THE REQUEST: Make an exact copy of the listing below.

Data entries:
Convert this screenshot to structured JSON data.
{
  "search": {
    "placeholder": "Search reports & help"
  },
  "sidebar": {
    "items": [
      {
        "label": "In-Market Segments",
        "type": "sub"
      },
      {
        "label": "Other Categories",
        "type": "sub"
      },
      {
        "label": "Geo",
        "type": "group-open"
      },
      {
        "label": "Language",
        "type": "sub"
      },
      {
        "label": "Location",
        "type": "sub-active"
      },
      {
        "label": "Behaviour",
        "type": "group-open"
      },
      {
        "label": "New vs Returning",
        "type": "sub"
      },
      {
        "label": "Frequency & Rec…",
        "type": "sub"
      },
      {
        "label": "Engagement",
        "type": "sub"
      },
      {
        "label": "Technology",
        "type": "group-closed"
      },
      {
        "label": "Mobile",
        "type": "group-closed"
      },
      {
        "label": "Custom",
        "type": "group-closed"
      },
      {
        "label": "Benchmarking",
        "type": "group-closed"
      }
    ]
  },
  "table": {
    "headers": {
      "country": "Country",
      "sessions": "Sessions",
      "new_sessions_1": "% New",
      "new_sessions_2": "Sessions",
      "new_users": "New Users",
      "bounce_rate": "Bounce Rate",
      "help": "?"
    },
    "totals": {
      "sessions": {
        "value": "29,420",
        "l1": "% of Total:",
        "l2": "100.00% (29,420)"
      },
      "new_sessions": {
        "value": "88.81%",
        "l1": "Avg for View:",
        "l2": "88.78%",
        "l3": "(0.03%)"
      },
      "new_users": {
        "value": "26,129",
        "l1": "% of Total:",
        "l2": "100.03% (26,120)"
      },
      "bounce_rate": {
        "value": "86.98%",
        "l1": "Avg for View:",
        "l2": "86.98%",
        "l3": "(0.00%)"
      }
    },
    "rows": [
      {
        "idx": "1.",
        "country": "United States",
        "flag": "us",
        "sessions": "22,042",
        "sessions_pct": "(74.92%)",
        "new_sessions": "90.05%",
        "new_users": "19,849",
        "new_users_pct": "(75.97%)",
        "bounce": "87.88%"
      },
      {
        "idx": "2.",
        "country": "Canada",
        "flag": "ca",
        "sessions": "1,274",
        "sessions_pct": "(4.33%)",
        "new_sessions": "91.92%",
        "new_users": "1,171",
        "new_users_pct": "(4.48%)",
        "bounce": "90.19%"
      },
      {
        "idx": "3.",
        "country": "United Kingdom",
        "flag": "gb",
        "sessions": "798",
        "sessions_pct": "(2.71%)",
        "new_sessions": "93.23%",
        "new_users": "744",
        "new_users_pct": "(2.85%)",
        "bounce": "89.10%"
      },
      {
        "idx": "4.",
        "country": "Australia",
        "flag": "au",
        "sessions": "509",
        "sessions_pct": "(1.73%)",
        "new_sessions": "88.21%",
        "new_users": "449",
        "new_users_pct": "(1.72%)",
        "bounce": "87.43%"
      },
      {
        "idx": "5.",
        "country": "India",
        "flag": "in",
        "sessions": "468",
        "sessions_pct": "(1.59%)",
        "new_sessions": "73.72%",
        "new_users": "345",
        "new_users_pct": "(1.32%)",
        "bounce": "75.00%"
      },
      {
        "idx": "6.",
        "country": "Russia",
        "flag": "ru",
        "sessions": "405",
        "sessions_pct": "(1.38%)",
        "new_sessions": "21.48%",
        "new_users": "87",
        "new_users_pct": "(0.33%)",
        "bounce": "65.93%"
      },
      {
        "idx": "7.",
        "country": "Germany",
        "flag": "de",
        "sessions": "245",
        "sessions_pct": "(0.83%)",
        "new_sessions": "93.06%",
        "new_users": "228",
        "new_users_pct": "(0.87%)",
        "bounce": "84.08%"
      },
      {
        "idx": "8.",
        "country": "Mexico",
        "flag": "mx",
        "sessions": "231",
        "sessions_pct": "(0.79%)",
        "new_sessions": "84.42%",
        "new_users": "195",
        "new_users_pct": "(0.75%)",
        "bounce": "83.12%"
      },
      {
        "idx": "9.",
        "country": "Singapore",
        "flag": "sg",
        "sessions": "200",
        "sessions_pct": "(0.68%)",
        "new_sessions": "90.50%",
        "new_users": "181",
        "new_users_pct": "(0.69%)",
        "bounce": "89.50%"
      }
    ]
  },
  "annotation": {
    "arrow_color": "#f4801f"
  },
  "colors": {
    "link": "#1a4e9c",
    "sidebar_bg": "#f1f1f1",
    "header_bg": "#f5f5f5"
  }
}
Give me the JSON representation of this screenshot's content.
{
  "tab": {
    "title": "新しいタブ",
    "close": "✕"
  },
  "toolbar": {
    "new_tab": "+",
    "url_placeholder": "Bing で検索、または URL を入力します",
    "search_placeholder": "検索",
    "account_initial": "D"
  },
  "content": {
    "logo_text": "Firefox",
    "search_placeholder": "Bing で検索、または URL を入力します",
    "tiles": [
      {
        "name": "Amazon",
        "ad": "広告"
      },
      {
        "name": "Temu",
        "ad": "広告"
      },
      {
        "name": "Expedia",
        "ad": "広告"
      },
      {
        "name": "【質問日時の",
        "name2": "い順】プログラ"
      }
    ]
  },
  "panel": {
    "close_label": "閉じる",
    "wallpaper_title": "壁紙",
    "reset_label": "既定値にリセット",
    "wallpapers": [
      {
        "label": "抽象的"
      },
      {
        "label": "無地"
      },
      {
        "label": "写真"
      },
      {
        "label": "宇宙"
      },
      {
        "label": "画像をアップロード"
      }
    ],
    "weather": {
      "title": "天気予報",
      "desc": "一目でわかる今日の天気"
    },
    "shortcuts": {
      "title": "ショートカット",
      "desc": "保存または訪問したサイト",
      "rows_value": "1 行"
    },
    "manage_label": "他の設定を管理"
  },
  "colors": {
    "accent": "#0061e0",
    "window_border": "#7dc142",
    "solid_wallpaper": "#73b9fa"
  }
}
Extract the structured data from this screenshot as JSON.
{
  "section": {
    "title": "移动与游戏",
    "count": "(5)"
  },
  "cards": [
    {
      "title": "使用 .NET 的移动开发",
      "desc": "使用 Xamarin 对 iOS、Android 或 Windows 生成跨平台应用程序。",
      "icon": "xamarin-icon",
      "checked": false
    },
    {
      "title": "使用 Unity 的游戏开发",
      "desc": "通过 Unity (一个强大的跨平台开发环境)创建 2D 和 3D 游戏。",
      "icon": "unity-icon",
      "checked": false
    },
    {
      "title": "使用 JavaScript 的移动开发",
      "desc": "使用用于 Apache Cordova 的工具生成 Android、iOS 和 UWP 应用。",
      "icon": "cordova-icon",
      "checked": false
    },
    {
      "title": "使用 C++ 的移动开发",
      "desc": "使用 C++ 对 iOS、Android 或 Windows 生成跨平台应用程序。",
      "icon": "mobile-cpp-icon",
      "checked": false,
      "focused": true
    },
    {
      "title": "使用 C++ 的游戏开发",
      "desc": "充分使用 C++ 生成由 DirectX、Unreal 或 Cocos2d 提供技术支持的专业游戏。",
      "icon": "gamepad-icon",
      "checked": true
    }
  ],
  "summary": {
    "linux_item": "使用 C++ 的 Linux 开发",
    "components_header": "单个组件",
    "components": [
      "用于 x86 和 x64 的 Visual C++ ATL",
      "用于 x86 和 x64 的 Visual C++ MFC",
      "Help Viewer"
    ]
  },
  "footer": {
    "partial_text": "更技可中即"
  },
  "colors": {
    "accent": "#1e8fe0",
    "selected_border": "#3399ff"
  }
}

THE REPLY:
Convert this screenshot to structured JSON data.
{
  "search": {
    "placeholder": "Search reports & help"
  },
  "sidebar": {
    "items": [
      {
        "label": "In-Market Segments",
        "type": "sub"
      },
      {
        "label": "Other Categories",
        "type": "sub"
      },
      {
        "label": "Geo",
        "type": "group-open"
      },
      {
        "label": "Language",
        "type": "sub"
      },
      {
        "label": "Location",
        "type": "sub-active"
      },
      {
        "label": "Behaviour",
        "type": "group-open"
      },
      {
        "label": "New vs Returning",
        "type": "sub"
      },
      {
        "label": "Frequency & Rec…",
        "type": "sub"
      },
      {
        "label": "Engagement",
        "type": "sub"
      },
      {
        "label": "Technology",
        "type": "group-closed"
      },
      {
        "label": "Mobile",
        "type": "group-closed"
      },
      {
        "label": "Custom",
        "type": "group-closed"
      },
      {
        "label": "Benchmarking",
        "type": "group-closed"
      }
    ]
  },
  "table": {
    "headers": {
      "country": "Country",
      "sessions": "Sessions",
      "new_sessions_1": "% New",
      "new_sessions_2": "Sessions",
      "new_users": "New Users",
      "bounce_rate": "Bounce Rate",
      "help": "?"
    },
    "totals": {
      "sessions": {
        "value": "29,420",
        "l1": "% of Total:",
        "l2": "100.00% (29,420)"
      },
      "new_sessions": {
        "value": "88.81%",
        "l1": "Avg for View:",
        "l2": "88.78%",
        "l3": "(0.03%)"
      },
      "new_users": {
        "value": "26,129",
        "l1": "% of Total:",
        "l2": "100.03% (26,120)"
      },
      "bounce_rate": {
        "value": "86.98%",
        "l1": "Avg for View:",
        "l2": "86.98%",
        "l3": "(0.00%)"
      }
    },
    "rows": [
      {
        "idx": "1.",
        "country": "United States",
        "flag": "us",
        "sessions": "22,042",
        "sessions_pct": "(74.92%)",
        "new_sessions": "90.05%",
        "new_users": "19,849",
        "new_users_pct": "(75.97%)",
        "bounce": "87.88%"
      },
      {
        "idx": "2.",
        "country": "Canada",
        "flag": "ca",
        "sessions": "1,274",
        "sessions_pct": "(4.33%)",
        "new_sessions": "91.92%",
        "new_users": "1,171",
        "new_users_pct": "(4.48%)",
        "bounce": "90.19%"
      },
      {
        "idx": "3.",
        "country": "United Kingdom",
        "flag": "gb",
        "sessions": "798",
        "sessions_pct": "(2.71%)",
        "new_sessions": "93.23%",
        "new_users": "744",
        "new_users_pct": "(2.85%)",
        "bounce": "89.10%"
      },
      {
        "idx": "4.",
        "country": "Australia",
        "flag": "au",
        "sessions": "509",
        "sessions_pct": "(1.73%)",
        "new_sessions": "88.21%",
        "new_users": "449",
        "new_users_pct": "(1.72%)",
        "bounce": "87.43%"
      },
      {
        "idx": "5.",
        "country": "India",
        "flag": "in",
        "sessions": "468",
        "sessions_pct": "(1.59%)",
        "new_sessions": "73.72%",
        "new_users": "345",
        "new_users_pct": "(1.32%)",
        "bounce": "75.00%"
      },
      {
        "idx": "6.",
        "country": "Russia",
        "flag": "ru",
        "sessions": "405",
        "sessions_pct": "(1.38%)",
        "new_sessions": "21.48%",
        "new_users": "87",
        "new_users_pct": "(0.33%)",
        "bounce": "65.93%"
      },
      {
        "idx": "7.",
        "country": "Germany",
        "flag": "de",
        "sessions": "245",
        "sessions_pct": "(0.83%)",
        "new_sessions": "93.06%",
        "new_users": "228",
        "new_users_pct": "(0.87%)",
        "bounce": "84.08%"
      },
      {
        "idx": "8.",
        "country": "Mexico",
        "flag": "mx",
        "sessions": "231",
        "sessions_pct": "(0.79%)",
        "new_sessions": "84.42%",
        "new_users": "195",
        "new_users_pct": "(0.75%)",
        "bounce": "83.12%"
      },
      {
        "idx": "9.",
        "country": "Singapore",
        "flag": "sg",
        "sessions": "200",
        "sessions_pct": "(0.68%)",
        "new_sessions": "90.50%",
        "new_users": "181",
        "new_users_pct": "(0.69%)",
        "bounce": "89.50%"
      }
    ]
  },
  "annotation": {
    "arrow_color": "#f4801f"
  },
  "colors": {
    "link": "#1a4e9c",
    "sidebar_bg": "#f1f1f1",
    "header_bg": "#f5f5f5"
  }
}
Give me the JSON representation of this screenshot's content.
{
  "tab": {
    "title": "新しいタブ",
    "close": "✕"
  },
  "toolbar": {
    "new_tab": "+",
    "url_placeholder": "Bing で検索、または URL を入力します",
    "search_placeholder": "検索",
    "account_initial": "D"
  },
  "content": {
    "logo_text": "Firefox",
    "search_placeholder": "Bing で検索、または URL を入力します",
    "tiles": [
      {
        "name": "Amazon",
        "ad": "広告"
      },
      {
        "name": "Temu",
        "ad": "広告"
      },
      {
        "name": "Expedia",
        "ad": "広告"
      },
      {
        "name": "【質問日時の",
        "name2": "い順】プログラ"
      }
    ]
  },
  "panel": {
    "close_label": "閉じる",
    "wallpaper_title": "壁紙",
    "reset_label": "既定値にリセット",
    "wallpapers": [
      {
        "label": "抽象的"
      },
      {
        "label": "無地"
      },
      {
        "label": "写真"
      },
      {
        "label": "宇宙"
      },
      {
        "label": "画像をアップロード"
      }
    ],
    "weather": {
      "title": "天気予報",
      "desc": "一目でわかる今日の天気"
    },
    "shortcuts": {
      "title": "ショートカット",
      "desc": "保存または訪問したサイト",
      "rows_value": "1 行"
    },
    "manage_label": "他の設定を管理"
  },
  "colors": {
    "accent": "#0061e0",
    "window_border": "#7dc142",
    "solid_wallpaper": "#73b9fa"
  }
}
Extract the structured data from this screenshot as JSON.
{
  "section": {
    "title": "移动与游戏",
    "count": "(5)"
  },
  "cards": [
    {
      "title": "使用 .NET 的移动开发",
      "desc": "使用 Xamarin 对 iOS、Android 或 Windows 生成跨平台应用程序。",
      "icon": "xamarin-icon",
      "checked": false
    },
    {
      "title": "使用 Unity 的游戏开发",
      "desc": "通过 Unity (一个强大的跨平台开发环境)创建 2D 和 3D 游戏。",
      "icon": "unity-icon",
      "checked": false
    },
    {
      "title": "使用 JavaScript 的移动开发",
      "desc": "使用用于 Apache Cordova 的工具生成 Android、iOS 和 UWP 应用。",
      "icon": "cordova-icon",
      "checked": false
    },
    {
      "title": "使用 C++ 的移动开发",
      "desc": "使用 C++ 对 iOS、Android 或 Windows 生成跨平台应用程序。",
      "icon": "mobile-cpp-icon",
      "checked": false,
      "focused": true
    },
    {
      "title": "使用 C++ 的游戏开发",
      "desc": "充分使用 C++ 生成由 DirectX、Unreal 或 Cocos2d 提供技术支持的专业游戏。",
      "icon": "gamepad-icon",
      "checked": true
    }
  ],
  "summary": {
    "linux_item": "使用 C++ 的 Linux 开发",
    "components_header": "单个组件",
    "components": [
      "用于 x86 和 x64 的 Visual C++ ATL",
      "用于 x86 和 x64 的 Visual C++ MFC",
      "Help Viewer"
    ]
  },
  "footer": {
    "partial_text": "更技可中即"
  },
  "colors": {
    "accent": "#1e8fe0",
    "selected_border": "#3399ff"
  }
}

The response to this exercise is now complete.